BRIEF
In the material below, find all lines with the string "describing" and copy them.

# # # # # # #

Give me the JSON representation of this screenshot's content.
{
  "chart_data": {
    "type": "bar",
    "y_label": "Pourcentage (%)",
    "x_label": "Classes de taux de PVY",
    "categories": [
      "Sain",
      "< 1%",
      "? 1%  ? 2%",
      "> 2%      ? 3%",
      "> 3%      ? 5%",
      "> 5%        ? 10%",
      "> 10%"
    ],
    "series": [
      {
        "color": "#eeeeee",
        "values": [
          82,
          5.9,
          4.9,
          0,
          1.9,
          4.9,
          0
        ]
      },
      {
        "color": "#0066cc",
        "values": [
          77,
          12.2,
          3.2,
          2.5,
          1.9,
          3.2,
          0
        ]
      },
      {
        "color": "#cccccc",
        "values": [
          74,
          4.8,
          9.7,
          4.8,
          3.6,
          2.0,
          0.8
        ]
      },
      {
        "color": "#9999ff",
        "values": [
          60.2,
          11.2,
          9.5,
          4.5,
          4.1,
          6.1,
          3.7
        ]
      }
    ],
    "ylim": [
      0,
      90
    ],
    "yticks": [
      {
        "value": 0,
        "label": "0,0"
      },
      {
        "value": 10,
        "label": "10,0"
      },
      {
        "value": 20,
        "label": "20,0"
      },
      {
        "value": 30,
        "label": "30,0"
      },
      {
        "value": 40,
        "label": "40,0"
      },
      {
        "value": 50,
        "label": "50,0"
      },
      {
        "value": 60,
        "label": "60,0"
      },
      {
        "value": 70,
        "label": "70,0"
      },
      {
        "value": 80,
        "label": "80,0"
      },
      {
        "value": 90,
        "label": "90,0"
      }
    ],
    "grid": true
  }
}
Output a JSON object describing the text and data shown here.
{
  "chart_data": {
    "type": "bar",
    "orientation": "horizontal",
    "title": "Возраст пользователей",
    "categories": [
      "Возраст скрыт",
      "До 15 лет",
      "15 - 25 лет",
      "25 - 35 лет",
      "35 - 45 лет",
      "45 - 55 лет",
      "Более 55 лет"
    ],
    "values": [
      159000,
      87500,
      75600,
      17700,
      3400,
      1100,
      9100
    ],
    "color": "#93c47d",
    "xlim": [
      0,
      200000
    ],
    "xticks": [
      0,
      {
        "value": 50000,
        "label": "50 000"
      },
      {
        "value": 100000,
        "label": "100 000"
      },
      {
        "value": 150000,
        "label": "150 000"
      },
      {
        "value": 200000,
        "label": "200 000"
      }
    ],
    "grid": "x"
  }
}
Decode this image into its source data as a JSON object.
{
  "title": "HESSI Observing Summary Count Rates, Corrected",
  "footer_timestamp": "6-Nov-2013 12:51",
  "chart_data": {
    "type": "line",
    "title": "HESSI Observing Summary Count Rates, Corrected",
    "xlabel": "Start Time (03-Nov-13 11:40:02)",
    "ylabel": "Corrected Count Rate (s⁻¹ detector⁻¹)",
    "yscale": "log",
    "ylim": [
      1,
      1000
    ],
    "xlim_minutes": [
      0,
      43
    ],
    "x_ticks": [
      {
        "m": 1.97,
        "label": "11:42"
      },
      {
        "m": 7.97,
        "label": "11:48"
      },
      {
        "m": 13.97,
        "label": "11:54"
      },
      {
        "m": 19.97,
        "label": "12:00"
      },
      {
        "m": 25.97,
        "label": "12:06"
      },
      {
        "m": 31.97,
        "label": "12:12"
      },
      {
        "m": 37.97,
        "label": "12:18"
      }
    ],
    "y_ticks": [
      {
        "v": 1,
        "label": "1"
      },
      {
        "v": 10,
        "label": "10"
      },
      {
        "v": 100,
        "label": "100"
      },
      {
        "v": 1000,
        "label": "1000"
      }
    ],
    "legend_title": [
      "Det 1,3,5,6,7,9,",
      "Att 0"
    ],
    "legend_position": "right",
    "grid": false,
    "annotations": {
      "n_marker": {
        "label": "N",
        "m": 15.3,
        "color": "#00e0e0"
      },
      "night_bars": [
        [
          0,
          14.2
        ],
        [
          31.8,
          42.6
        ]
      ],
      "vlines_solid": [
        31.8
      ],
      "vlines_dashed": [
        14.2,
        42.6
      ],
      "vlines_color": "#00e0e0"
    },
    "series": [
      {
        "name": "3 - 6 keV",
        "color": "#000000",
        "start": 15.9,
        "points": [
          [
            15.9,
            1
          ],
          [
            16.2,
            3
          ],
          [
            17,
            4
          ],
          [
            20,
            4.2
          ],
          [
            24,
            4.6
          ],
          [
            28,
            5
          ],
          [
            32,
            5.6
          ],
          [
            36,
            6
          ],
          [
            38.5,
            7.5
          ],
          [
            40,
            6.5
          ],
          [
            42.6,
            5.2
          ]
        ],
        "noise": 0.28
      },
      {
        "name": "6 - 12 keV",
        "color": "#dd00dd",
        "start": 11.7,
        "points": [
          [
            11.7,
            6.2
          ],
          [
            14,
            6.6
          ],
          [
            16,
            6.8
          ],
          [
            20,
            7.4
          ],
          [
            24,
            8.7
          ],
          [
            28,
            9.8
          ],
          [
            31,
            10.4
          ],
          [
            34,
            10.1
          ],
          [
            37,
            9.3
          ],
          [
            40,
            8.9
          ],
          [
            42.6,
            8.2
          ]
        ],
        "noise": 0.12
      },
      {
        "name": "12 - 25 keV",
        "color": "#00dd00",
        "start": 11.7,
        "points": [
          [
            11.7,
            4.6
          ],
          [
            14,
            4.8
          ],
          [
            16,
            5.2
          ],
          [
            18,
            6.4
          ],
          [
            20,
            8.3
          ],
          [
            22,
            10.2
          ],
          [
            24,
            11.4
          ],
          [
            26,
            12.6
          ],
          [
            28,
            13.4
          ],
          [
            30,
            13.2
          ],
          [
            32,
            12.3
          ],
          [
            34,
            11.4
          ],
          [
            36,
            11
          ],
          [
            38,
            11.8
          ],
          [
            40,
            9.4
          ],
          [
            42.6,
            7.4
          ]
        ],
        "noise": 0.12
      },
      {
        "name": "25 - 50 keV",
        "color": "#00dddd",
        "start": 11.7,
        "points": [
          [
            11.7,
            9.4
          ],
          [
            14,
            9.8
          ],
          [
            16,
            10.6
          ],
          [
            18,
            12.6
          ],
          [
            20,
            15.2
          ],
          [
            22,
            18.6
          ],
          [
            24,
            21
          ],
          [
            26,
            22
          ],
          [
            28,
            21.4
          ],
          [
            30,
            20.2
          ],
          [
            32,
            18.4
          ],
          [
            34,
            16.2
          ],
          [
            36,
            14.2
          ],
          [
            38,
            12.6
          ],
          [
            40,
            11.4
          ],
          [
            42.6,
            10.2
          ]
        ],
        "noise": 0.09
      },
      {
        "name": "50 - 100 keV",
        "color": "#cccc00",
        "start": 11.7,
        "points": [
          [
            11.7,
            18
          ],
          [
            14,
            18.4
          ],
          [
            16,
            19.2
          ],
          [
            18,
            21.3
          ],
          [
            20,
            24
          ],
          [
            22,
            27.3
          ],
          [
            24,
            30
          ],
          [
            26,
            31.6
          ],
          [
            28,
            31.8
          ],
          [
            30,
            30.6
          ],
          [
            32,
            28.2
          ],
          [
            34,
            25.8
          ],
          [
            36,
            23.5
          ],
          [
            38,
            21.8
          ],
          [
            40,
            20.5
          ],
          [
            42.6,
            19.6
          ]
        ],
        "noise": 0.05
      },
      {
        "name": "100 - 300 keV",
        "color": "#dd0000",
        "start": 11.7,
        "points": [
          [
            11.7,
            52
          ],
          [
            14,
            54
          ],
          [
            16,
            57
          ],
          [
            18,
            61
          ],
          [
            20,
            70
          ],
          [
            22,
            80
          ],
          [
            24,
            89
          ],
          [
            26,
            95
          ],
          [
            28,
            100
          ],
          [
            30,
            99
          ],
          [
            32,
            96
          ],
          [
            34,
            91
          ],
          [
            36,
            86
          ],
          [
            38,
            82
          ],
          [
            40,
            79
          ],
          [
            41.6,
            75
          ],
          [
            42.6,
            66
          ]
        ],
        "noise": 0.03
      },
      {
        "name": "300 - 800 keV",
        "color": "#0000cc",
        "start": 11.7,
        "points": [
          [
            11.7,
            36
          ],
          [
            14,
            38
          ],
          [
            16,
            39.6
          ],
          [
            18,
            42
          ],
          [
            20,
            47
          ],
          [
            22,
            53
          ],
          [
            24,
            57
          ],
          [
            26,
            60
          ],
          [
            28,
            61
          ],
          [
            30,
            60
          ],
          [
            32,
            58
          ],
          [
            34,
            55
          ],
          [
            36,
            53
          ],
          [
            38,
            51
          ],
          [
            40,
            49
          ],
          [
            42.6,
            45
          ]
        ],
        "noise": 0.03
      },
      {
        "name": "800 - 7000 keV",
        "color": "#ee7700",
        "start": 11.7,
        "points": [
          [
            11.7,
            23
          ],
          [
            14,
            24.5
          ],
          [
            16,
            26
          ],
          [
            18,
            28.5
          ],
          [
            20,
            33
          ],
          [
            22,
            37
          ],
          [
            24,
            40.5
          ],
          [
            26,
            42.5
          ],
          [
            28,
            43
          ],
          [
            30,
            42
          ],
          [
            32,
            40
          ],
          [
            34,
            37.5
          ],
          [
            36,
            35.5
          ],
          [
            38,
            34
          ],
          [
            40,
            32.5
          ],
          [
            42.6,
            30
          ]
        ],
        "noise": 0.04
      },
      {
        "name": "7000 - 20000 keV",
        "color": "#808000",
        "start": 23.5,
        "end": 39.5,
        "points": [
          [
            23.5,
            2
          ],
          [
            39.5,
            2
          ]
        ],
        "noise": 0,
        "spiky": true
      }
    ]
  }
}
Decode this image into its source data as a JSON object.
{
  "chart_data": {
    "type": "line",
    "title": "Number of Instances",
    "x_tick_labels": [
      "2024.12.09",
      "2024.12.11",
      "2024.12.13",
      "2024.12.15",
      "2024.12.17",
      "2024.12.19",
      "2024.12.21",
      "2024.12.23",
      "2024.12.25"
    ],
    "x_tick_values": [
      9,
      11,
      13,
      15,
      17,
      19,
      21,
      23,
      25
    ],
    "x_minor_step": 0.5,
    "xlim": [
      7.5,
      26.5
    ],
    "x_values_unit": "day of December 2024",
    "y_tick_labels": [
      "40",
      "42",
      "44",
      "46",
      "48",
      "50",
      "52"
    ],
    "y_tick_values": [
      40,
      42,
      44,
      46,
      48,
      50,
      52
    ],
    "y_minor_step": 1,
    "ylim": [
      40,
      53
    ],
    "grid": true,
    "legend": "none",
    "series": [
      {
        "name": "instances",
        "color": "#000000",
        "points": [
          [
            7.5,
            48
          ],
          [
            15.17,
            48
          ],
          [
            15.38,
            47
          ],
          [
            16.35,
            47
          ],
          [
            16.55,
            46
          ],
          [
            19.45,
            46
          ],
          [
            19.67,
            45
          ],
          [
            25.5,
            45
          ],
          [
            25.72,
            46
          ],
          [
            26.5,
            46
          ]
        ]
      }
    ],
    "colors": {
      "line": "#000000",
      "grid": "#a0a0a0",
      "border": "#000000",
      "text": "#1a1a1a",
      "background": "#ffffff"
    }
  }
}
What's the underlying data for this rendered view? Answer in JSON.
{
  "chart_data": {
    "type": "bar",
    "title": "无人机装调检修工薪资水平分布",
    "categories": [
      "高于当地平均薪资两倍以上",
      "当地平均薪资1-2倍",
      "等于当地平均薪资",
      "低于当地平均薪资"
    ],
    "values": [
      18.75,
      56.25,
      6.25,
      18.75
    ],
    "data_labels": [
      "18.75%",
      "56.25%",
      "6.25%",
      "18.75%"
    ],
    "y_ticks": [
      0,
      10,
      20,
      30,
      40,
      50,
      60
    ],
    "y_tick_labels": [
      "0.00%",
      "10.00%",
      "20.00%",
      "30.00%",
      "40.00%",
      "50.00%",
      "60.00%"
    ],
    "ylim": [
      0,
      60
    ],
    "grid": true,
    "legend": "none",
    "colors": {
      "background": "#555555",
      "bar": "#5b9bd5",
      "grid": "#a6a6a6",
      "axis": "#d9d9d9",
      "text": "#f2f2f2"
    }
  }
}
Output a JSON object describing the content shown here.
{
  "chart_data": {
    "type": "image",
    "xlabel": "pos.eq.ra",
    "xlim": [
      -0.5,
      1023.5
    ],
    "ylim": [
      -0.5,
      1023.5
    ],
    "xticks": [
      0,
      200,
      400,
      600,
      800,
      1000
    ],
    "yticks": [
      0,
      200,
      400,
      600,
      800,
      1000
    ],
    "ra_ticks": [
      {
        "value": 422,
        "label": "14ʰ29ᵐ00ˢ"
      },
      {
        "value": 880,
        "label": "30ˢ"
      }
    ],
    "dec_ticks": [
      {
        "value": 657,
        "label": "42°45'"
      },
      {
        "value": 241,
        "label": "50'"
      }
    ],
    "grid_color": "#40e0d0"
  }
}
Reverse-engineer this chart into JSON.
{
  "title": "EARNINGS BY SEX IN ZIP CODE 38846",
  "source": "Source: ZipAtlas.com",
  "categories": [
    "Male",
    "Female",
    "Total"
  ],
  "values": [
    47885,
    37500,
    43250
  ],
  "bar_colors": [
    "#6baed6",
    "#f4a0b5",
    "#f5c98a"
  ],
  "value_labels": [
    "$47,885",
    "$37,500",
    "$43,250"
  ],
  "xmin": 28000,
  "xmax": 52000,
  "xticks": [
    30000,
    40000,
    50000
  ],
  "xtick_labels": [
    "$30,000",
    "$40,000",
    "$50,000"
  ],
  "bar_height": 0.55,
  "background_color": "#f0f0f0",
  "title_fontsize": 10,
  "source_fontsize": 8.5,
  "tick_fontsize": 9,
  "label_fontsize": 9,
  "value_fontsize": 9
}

# # # # # # #

SOLVED EXERCISE
Output a JSON object describing the text and data shown here.
Output a JSON object describing the content shown here.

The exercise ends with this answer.